GIVEN INSTRUCTION
Report all lines holding "nature".

--- start of INPUT ROWS ---

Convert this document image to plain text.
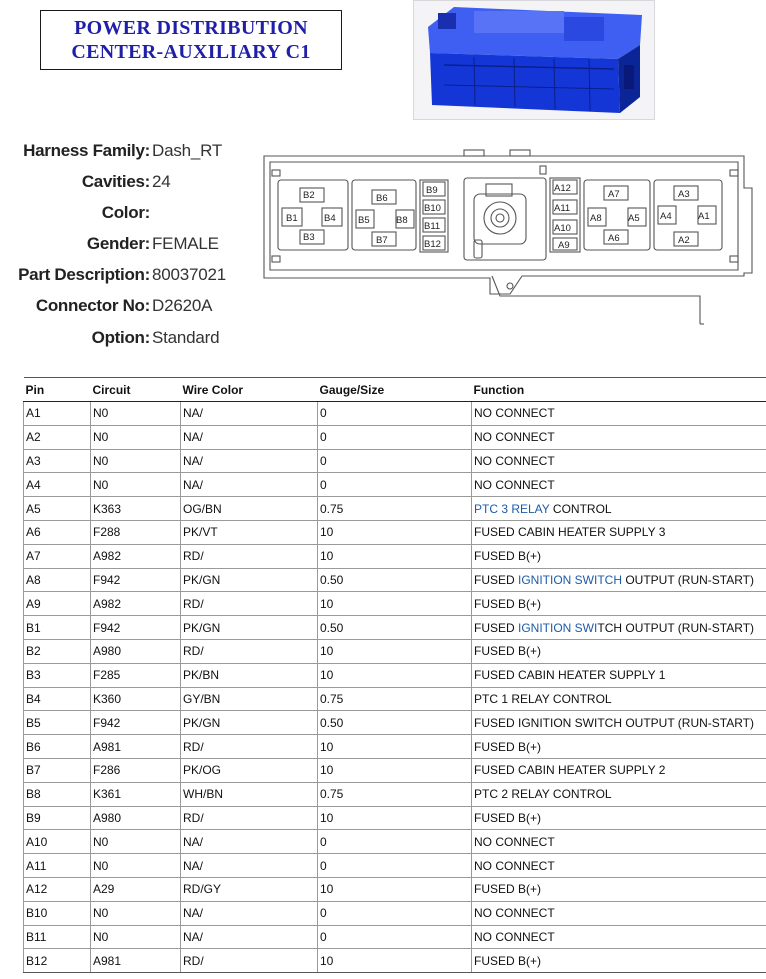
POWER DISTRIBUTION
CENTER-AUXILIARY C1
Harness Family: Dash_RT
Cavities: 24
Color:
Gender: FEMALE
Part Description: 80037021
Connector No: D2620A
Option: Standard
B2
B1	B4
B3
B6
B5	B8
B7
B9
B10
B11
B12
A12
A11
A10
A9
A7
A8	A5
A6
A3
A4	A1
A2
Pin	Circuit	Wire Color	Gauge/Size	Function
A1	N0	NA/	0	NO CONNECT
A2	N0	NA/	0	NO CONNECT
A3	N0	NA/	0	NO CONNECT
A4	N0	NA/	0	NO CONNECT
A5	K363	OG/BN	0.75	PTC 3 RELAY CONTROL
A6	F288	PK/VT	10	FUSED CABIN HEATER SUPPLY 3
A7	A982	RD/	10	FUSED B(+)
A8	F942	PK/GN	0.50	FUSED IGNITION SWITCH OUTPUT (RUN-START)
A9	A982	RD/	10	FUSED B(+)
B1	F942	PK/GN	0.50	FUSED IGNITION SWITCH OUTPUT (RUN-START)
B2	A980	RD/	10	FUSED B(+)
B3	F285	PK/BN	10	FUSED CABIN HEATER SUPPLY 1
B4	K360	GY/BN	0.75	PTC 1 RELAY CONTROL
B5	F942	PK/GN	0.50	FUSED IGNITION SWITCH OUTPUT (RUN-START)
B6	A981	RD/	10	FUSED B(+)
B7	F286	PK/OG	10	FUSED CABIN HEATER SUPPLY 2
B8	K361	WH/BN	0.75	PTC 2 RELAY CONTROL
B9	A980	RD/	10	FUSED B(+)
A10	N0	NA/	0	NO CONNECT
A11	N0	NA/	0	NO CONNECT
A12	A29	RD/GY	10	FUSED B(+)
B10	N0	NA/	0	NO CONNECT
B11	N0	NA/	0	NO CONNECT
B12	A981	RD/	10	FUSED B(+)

--- end of INPUT ROWS ---
--- start of INPUT ROWS ---

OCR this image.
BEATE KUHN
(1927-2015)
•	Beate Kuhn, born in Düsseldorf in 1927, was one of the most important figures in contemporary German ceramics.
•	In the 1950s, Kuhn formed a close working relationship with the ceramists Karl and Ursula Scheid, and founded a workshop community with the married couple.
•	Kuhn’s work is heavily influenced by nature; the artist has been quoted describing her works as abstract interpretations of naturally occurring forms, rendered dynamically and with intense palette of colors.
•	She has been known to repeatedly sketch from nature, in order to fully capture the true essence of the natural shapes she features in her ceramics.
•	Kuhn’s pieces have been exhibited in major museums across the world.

--- end of INPUT ROWS ---

OUTPUT OF THE TASK
•	Kuhn’s work is heavily influenced by nature; the artist has been quoted describing her works as abstract interpretations of naturally occurring forms, rendered dynamically and with intense palette of colors.
•	She has been known to repeatedly sketch from nature, in order to fully capture the true essence of the natural shapes she features in her ceramics.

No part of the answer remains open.